-- begin SUPPLIED RECORDS --

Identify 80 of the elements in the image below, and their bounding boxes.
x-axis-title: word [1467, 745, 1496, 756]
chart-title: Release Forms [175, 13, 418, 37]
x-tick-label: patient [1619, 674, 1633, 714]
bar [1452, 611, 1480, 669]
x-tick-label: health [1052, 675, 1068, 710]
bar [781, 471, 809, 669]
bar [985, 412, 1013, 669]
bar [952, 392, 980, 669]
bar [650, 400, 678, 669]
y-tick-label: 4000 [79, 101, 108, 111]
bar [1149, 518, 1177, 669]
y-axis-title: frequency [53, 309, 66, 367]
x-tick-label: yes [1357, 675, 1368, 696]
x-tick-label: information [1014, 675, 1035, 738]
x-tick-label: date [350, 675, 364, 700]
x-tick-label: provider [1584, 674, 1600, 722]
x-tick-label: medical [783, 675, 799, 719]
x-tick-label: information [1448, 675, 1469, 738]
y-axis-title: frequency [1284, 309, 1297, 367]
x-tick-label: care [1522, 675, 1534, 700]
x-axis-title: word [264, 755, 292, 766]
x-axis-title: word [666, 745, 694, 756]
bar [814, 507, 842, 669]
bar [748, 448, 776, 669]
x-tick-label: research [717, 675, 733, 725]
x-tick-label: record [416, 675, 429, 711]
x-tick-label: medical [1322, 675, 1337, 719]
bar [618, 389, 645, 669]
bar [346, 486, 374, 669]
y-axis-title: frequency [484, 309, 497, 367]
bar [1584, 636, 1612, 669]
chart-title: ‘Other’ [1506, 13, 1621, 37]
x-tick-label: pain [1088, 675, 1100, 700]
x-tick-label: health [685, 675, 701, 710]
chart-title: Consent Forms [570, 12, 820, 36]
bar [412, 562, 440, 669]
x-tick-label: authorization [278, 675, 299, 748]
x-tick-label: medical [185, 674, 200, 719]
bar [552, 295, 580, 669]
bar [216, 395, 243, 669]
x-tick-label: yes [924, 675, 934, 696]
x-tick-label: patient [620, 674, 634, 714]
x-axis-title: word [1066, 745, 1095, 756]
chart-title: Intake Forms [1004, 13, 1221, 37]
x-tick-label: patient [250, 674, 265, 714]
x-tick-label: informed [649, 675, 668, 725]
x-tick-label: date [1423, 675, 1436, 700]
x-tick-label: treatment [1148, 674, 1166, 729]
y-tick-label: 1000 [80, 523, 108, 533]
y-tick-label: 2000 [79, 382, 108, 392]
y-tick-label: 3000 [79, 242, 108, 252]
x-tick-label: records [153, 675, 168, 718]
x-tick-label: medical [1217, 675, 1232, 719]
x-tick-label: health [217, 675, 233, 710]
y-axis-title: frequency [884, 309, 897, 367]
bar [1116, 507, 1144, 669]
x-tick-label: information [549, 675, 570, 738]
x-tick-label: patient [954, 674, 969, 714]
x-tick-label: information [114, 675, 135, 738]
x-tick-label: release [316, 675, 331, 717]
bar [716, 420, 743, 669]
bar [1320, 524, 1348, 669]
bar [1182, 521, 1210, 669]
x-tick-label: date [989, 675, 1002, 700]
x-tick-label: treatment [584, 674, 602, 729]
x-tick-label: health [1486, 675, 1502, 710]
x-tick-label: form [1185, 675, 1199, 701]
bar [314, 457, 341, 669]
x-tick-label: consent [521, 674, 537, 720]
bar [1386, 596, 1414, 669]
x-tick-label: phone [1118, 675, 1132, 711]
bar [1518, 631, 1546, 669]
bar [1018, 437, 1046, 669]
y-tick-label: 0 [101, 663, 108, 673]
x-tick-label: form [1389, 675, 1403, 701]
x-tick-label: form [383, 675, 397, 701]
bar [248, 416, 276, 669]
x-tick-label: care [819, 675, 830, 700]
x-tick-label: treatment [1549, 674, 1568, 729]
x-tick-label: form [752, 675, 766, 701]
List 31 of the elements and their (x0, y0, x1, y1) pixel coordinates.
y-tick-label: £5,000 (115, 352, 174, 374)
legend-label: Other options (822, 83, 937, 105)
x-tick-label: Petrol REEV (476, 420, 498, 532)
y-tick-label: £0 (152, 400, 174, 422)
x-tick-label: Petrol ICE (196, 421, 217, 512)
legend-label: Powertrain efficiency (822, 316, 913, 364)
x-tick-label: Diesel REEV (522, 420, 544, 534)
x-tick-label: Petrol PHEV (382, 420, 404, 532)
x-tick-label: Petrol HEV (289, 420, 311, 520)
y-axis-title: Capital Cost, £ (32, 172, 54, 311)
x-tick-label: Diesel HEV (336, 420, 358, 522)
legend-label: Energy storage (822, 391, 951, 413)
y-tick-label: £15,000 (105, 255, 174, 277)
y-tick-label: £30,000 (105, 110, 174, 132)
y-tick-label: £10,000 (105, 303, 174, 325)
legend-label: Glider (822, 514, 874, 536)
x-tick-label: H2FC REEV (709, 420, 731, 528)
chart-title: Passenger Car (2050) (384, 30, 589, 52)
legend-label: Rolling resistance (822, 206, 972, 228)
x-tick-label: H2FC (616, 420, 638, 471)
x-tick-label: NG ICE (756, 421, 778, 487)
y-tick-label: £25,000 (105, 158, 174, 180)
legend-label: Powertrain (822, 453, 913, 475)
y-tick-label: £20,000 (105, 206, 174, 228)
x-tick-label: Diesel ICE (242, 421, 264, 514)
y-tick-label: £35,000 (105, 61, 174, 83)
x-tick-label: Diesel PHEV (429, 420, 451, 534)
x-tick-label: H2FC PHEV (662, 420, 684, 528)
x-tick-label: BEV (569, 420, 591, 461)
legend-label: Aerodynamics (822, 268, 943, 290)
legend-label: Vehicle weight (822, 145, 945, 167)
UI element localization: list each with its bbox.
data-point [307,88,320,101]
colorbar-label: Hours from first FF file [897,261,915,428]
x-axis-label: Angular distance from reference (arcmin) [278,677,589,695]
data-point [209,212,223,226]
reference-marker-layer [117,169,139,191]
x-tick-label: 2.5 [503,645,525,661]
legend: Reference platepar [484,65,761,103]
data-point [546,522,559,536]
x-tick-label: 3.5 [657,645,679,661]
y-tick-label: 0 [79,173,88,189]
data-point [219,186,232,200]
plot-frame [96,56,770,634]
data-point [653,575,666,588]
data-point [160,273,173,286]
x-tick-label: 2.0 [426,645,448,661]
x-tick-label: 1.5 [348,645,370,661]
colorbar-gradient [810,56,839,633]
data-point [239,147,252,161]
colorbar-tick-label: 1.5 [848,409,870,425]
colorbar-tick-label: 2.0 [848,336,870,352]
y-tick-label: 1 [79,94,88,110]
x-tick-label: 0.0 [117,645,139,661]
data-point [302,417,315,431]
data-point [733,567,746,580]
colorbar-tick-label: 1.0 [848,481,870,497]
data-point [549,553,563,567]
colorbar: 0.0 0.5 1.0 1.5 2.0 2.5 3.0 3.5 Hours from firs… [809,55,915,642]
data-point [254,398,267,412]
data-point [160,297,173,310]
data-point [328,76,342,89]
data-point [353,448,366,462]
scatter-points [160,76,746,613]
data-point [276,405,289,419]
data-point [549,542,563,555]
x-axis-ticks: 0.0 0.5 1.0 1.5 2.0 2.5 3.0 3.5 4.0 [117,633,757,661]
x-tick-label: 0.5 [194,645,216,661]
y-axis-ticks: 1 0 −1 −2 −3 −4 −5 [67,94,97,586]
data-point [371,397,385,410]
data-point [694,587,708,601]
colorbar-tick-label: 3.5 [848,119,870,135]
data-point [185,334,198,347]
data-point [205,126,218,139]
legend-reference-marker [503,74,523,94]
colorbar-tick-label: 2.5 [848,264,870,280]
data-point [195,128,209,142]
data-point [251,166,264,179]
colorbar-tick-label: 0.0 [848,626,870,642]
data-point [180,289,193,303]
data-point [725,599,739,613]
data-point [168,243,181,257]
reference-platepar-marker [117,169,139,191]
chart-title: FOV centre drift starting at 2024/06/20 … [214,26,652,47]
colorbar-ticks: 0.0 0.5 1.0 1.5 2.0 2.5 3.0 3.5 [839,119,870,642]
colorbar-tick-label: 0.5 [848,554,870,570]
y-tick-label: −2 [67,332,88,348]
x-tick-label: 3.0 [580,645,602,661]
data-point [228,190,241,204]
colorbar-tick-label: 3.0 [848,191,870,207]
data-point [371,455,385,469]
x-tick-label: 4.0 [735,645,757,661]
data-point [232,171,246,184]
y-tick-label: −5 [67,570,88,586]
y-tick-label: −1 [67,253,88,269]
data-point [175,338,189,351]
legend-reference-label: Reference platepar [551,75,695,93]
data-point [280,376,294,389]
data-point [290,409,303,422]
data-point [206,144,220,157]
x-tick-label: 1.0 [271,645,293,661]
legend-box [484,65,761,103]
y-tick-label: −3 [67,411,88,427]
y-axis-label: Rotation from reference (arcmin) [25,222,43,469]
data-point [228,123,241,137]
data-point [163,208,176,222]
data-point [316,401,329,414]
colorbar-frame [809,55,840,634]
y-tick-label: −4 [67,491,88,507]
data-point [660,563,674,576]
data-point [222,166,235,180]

-- end SUPPLIED RECORDS --

TASK GOAL:
Retype everything from the start of the items down to the line containing "x-tick-label: information [114, 675, 135, 738]", keeping each line exactly the same.

ANSWER TO THIS EXERCISE:
Identify 80 of the elements in the image below, and their bounding boxes.
x-axis-title: word [1467, 745, 1496, 756]
chart-title: Release Forms [175, 13, 418, 37]
x-tick-label: patient [1619, 674, 1633, 714]
bar [1452, 611, 1480, 669]
x-tick-label: health [1052, 675, 1068, 710]
bar [781, 471, 809, 669]
bar [985, 412, 1013, 669]
bar [952, 392, 980, 669]
bar [650, 400, 678, 669]
y-tick-label: 4000 [79, 101, 108, 111]
bar [1149, 518, 1177, 669]
y-axis-title: frequency [53, 309, 66, 367]
x-tick-label: yes [1357, 675, 1368, 696]
x-tick-label: information [1014, 675, 1035, 738]
x-tick-label: date [350, 675, 364, 700]
x-tick-label: provider [1584, 674, 1600, 722]
x-tick-label: medical [783, 675, 799, 719]
x-tick-label: information [1448, 675, 1469, 738]
y-axis-title: frequency [1284, 309, 1297, 367]
x-tick-label: care [1522, 675, 1534, 700]
x-axis-title: word [264, 755, 292, 766]
x-axis-title: word [666, 745, 694, 756]
bar [814, 507, 842, 669]
bar [748, 448, 776, 669]
x-tick-label: research [717, 675, 733, 725]
x-tick-label: record [416, 675, 429, 711]
x-tick-label: medical [1322, 675, 1337, 719]
bar [618, 389, 645, 669]
bar [346, 486, 374, 669]
y-axis-title: frequency [484, 309, 497, 367]
bar [1584, 636, 1612, 669]
chart-title: ‘Other’ [1506, 13, 1621, 37]
x-tick-label: pain [1088, 675, 1100, 700]
x-tick-label: health [685, 675, 701, 710]
chart-title: Consent Forms [570, 12, 820, 36]
bar [412, 562, 440, 669]
x-tick-label: authorization [278, 675, 299, 748]
x-tick-label: medical [185, 674, 200, 719]
bar [552, 295, 580, 669]
bar [216, 395, 243, 669]
x-tick-label: yes [924, 675, 934, 696]
x-tick-label: patient [620, 674, 634, 714]
x-axis-title: word [1066, 745, 1095, 756]
chart-title: Intake Forms [1004, 13, 1221, 37]
x-tick-label: patient [250, 674, 265, 714]
x-tick-label: informed [649, 675, 668, 725]
x-tick-label: date [1423, 675, 1436, 700]
x-tick-label: treatment [1148, 674, 1166, 729]
y-tick-label: 1000 [80, 523, 108, 533]
y-tick-label: 2000 [79, 382, 108, 392]
y-tick-label: 3000 [79, 242, 108, 252]
x-tick-label: records [153, 675, 168, 718]
x-tick-label: medical [1217, 675, 1232, 719]
x-tick-label: health [217, 675, 233, 710]
y-axis-title: frequency [884, 309, 897, 367]
bar [1116, 507, 1144, 669]
x-tick-label: information [549, 675, 570, 738]
x-tick-label: patient [954, 674, 969, 714]
x-tick-label: information [114, 675, 135, 738]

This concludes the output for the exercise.